#### [Exercise objective]
In the text on Budhanath Temple, which sage is believed to have consecrated the Shiva Lingam?

Hindu Temple in Bhagalpur, Bihar, India

Budhanath Temple, also known as Vriddheshwarnath or Baba Bal Vridheshwarnath Temple, is a revered Hindu Temple dedicated to Lord Shiva perched on the banks of the Uttarvahini Ganga (a rare northward‑flowing stretch of the Ganges) in Jogsar (Adampur), Bhagalpur. Widely believed to date back to Treta Yuga, it is counted among the 108 Nath temples of India mentioned in the Shiva Purana.

== Etymology ==
Budhanath or Bal Vridheswarnath is one of 108 Nath in India. It is mentioned in the twelfth chapter of Shiva Purana. It is believed that the Shiva Lingam is Swayambhu (self-manifested), consecrated by Sage Vashishtha during Satya Yuga, though its origin remains unknown.

== Architecture and temple complex ==
Spread over roughly 3 acres, the temple complex includes deities of Goddess Durga, Radha‑Krishna, Hanuman, Parvati, and a Nandi statue alongside the main Shivlinga. Built in a localized Nagara‑style architecture, the temple is known more for its spiritual ambiance than grand architecture; imagery and statues date from around 1937, but much of the structure is traditional in design.

A shrine for Maa Bhavani stands beside it, and local tradition holds that the idol came floating down from Munger via the Ganga.

== Festivals and rituals ==

- Key observances: Maha Shivaratri, the month of Shravan, and Tuesdays and Saturdays are especially auspicious. During Shravan, the temple attracts over a million devotees, who perform Rudrabhishek (Abhisheka of Rudra) and Jalabhishek rituals along the Ganga ghats.
- During Durga Puja, the temple is beautifully decorated. Notably, for three generations, a Muslim family has performed morning‑evening shehnai music during the festival, showcasing Ganga‑Jamuni communal harmony.
- Every year, a large Kanwar Yatra departs from the temple to Baba Basukinath Dham, involving hundreds of devotees carrying water from the Ganga. Massive crowds gather, reportedly exceeding one million worshippers during peak periods.

#### [Records provided]

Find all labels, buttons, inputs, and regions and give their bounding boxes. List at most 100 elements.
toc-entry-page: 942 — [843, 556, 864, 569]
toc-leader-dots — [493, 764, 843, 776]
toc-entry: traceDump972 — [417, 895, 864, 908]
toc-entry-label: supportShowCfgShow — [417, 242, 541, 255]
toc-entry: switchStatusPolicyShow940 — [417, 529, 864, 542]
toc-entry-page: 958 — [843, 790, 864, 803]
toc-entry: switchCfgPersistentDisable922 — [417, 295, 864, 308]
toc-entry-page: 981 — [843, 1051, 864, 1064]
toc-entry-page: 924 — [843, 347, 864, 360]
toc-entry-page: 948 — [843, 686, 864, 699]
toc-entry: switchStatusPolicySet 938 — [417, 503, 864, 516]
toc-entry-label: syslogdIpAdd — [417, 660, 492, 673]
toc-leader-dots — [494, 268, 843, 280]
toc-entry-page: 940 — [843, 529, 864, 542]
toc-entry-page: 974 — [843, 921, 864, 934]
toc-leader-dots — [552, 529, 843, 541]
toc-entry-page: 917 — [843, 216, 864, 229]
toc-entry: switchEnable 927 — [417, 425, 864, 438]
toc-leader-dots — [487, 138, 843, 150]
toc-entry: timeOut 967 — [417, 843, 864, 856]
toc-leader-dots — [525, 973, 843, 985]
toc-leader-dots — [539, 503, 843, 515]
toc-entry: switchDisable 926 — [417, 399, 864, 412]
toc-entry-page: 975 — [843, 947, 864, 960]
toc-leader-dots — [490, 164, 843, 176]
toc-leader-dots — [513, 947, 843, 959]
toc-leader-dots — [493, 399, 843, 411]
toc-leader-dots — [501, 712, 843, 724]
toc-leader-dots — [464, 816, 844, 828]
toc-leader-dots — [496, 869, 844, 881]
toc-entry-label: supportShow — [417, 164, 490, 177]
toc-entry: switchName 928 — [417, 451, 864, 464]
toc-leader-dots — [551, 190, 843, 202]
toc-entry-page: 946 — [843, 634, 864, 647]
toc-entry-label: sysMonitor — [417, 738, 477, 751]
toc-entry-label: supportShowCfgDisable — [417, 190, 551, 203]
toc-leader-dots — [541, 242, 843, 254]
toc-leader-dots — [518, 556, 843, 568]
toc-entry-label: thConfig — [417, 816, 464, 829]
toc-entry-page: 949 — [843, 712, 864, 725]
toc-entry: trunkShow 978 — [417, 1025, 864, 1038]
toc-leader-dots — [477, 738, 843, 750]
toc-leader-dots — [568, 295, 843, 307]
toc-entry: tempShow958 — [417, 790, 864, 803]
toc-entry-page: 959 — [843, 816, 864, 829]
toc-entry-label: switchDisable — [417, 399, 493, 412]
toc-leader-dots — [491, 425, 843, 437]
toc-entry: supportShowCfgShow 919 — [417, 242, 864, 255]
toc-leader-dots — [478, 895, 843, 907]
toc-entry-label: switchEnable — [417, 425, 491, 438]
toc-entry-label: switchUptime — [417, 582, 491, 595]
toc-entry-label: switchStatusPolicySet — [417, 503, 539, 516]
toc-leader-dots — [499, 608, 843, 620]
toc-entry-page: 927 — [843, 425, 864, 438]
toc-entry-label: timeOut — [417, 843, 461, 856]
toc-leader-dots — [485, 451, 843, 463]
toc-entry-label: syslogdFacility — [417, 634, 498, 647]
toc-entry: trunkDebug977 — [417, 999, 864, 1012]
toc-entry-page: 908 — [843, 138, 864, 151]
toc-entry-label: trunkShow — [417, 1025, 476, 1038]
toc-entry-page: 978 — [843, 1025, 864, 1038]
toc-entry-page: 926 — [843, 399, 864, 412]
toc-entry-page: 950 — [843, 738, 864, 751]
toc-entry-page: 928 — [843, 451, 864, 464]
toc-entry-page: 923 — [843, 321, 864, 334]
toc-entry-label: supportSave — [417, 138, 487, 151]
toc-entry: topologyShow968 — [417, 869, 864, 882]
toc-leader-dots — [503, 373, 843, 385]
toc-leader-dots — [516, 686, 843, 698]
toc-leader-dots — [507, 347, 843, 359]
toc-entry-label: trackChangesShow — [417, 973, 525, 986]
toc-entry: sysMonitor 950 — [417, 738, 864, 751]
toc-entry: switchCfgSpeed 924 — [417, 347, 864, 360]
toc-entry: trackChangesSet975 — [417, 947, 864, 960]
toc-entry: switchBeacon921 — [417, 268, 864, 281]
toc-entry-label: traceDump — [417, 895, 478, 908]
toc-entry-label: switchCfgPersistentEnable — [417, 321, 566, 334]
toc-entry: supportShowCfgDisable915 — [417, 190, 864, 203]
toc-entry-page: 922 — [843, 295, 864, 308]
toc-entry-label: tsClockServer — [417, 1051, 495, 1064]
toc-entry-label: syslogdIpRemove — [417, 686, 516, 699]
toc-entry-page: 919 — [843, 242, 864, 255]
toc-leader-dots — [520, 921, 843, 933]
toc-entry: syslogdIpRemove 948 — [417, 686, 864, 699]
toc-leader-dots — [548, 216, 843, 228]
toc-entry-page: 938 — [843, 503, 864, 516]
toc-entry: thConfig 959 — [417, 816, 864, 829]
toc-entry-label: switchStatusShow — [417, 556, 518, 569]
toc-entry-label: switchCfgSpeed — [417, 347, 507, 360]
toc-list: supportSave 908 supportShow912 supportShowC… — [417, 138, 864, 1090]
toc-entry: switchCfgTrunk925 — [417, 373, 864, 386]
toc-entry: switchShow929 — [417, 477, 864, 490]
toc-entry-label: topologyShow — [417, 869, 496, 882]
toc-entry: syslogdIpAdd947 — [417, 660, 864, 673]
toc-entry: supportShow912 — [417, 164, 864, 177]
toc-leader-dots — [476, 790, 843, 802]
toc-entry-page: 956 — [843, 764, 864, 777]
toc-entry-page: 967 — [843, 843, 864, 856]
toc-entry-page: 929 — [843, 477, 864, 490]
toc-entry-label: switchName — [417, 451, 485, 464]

#### [Written response]
Sage Vashishtha, during Satya Yuga.